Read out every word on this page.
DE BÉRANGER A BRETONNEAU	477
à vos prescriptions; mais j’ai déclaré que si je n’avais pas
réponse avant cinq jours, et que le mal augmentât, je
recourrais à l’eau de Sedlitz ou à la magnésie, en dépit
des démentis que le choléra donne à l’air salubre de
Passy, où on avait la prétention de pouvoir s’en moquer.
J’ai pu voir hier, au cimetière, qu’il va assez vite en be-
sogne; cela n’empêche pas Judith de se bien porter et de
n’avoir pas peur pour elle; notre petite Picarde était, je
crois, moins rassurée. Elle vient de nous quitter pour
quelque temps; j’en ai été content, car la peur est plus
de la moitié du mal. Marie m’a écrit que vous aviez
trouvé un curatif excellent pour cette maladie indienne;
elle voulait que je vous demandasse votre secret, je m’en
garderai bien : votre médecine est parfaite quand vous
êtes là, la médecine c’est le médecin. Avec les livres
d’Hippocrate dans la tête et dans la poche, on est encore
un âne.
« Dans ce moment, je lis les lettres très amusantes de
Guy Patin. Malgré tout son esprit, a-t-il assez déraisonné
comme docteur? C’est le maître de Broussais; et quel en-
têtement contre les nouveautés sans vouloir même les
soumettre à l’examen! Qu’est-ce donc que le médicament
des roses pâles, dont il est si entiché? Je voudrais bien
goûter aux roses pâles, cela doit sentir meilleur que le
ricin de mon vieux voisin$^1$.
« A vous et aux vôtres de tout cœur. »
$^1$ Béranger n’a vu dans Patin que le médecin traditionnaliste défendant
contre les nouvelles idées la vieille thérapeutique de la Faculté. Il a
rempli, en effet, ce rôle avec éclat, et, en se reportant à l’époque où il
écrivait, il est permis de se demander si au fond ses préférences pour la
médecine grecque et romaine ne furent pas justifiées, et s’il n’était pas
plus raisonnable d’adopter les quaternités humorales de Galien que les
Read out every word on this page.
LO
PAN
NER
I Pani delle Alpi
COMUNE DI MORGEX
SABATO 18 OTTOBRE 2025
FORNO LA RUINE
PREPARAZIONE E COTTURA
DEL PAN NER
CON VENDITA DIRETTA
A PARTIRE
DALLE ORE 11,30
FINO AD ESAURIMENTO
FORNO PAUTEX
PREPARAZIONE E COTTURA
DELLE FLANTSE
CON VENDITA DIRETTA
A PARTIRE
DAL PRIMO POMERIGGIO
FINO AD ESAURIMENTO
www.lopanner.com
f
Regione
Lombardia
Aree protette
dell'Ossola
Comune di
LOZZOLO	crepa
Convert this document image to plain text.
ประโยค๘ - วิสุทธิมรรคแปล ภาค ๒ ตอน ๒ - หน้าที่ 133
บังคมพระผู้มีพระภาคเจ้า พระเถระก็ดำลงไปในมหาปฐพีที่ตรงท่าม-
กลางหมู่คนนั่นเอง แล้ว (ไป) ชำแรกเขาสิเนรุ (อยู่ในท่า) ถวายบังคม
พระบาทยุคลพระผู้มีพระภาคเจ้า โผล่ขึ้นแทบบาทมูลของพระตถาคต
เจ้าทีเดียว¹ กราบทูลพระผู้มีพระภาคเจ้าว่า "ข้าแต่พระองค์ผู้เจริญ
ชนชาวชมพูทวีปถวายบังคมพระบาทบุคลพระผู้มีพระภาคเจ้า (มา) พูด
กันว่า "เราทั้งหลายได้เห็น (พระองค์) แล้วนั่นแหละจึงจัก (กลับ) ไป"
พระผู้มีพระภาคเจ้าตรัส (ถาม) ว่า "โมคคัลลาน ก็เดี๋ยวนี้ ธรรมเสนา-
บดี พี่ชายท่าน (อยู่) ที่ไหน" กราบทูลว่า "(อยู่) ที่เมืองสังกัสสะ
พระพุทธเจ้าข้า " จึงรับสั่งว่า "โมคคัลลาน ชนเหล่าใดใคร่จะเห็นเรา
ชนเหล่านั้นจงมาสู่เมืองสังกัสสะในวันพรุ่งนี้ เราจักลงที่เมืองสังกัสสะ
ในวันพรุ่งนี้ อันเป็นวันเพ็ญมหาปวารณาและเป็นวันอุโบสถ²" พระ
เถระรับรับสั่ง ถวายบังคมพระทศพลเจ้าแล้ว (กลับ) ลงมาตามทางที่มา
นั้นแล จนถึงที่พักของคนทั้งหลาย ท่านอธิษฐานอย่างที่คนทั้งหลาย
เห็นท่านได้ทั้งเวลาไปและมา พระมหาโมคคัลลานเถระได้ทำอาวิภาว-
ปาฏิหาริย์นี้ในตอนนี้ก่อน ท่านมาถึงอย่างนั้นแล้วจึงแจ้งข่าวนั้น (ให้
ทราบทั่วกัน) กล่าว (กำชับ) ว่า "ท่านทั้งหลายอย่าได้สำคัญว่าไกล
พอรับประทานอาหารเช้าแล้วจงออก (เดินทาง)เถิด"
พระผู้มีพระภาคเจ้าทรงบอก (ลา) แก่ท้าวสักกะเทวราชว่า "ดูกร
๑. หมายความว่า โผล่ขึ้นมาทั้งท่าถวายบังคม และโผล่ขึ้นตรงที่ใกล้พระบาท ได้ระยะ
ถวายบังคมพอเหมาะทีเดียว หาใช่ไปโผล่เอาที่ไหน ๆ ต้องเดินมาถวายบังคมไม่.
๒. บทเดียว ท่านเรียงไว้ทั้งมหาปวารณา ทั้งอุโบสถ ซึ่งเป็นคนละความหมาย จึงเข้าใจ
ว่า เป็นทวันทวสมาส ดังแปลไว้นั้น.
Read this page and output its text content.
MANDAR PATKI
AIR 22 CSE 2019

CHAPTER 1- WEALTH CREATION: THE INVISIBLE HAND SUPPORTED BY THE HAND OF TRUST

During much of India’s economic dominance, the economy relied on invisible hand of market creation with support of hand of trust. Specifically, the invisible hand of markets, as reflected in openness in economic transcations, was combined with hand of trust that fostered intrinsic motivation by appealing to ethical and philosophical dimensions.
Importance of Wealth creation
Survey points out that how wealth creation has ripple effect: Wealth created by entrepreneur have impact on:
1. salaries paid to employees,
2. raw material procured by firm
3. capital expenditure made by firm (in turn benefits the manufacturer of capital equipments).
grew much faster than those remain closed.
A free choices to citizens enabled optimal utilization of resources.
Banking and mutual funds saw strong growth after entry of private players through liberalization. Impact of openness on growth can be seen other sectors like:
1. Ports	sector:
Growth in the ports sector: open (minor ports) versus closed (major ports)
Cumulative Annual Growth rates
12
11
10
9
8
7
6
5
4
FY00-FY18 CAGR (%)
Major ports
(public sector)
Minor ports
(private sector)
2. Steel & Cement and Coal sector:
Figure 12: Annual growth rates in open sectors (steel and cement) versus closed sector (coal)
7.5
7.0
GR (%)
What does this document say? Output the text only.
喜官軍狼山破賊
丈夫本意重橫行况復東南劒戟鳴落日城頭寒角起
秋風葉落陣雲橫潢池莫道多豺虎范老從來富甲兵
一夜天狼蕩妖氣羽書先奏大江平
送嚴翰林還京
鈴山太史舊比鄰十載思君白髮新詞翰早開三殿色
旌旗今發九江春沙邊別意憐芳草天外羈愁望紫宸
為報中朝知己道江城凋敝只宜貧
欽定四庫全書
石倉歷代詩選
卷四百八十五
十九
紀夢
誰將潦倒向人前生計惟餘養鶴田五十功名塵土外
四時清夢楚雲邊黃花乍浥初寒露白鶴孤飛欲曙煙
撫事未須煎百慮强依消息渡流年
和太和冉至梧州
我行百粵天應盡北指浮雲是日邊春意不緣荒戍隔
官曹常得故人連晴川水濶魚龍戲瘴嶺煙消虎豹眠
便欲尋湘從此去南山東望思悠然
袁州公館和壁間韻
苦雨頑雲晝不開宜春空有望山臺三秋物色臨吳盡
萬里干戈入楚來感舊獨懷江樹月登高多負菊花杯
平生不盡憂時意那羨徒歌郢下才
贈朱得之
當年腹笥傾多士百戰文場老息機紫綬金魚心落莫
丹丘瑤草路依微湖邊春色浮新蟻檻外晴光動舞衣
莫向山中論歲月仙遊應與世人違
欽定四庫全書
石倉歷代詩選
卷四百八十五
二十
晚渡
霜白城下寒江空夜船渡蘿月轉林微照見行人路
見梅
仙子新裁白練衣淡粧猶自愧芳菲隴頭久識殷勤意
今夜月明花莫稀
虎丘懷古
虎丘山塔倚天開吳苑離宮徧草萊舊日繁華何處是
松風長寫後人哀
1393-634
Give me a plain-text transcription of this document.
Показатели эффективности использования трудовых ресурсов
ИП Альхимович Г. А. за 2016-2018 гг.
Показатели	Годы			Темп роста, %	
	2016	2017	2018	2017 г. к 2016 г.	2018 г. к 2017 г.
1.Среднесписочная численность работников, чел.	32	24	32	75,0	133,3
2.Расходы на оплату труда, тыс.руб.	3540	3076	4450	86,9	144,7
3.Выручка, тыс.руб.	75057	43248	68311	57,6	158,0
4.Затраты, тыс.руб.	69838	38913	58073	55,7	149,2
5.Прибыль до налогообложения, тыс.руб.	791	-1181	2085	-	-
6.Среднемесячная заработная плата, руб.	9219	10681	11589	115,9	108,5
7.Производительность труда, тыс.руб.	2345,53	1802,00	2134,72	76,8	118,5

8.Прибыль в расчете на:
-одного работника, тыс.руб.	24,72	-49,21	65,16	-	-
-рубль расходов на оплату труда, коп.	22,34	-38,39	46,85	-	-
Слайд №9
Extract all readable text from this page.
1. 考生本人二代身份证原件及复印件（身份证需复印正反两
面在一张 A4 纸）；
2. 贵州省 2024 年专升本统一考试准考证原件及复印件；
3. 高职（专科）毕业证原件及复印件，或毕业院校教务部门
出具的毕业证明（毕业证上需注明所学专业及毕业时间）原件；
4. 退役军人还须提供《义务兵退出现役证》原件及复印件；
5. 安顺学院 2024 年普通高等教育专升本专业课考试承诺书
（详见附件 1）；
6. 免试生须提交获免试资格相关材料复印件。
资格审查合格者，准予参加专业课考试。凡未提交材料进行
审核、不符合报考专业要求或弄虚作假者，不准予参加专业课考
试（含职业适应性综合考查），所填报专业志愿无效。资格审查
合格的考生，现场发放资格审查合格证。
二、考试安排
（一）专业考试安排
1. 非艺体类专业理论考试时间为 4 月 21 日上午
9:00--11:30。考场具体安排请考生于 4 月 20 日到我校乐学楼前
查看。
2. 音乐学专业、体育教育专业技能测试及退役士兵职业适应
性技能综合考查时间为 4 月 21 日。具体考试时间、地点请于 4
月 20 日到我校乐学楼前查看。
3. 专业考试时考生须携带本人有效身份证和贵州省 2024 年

━━━━━━

• **Stated task**
Work through the data and report how many of its lines hold the word "content", giving only the figure.

• **Solved problem**
2